■ **Exercise description**
Below are the entries; state how many of their lines contain the string "Argentina", and nothing more.
--- Start Dataset rows ---
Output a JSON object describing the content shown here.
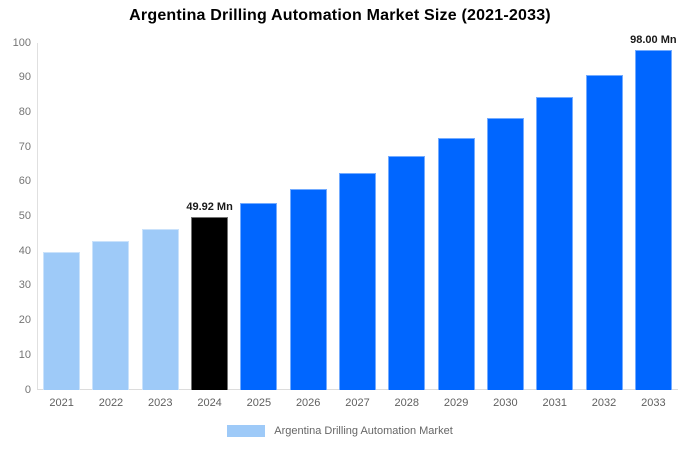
{
  "chart_data": {
    "type": "bar",
    "title": "Argentina Drilling Automation Market Size (2021-2033)",
    "categories": [
      "2021",
      "2022",
      "2023",
      "2024",
      "2025",
      "2026",
      "2027",
      "2028",
      "2029",
      "2030",
      "2031",
      "2032",
      "2033"
    ],
    "values": [
      39.87,
      42.97,
      46.31,
      49.92,
      53.8,
      57.99,
      62.5,
      67.36,
      72.6,
      78.25,
      84.33,
      90.89,
      98.0
    ],
    "unit": "Mn",
    "bar_colors": [
      "#9ECAF8",
      "#9ECAF8",
      "#9ECAF8",
      "#000000",
      "#0066FF",
      "#0066FF",
      "#0066FF",
      "#0066FF",
      "#0066FF",
      "#0066FF",
      "#0066FF",
      "#0066FF",
      "#0066FF"
    ],
    "annotations": [
      {
        "index": 3,
        "text": "49.92 Mn"
      },
      {
        "index": 12,
        "text": "98.00 Mn"
      }
    ],
    "xlabel": "",
    "ylabel": "",
    "ylim": [
      0,
      100
    ],
    "yticks": [
      0,
      10,
      20,
      30,
      40,
      50,
      60,
      70,
      80,
      90,
      100
    ],
    "grid": false,
    "legend": {
      "position": "bottom",
      "items": [
        {
          "label": "Argentina Drilling Automation Market",
          "color": "#9ECAF8"
        }
      ]
    }
  },
  "colors": {
    "historical_bar": "#9ECAF8",
    "base_year_bar": "#000000",
    "forecast_bar": "#0066FF",
    "axis_line": "#dedede",
    "tick_text": "#757575",
    "legend_text": "#666666",
    "title_text": "#000000",
    "background": "#ffffff"
  }
}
--- End Dataset rows ---
■ **Result of this exercise**
2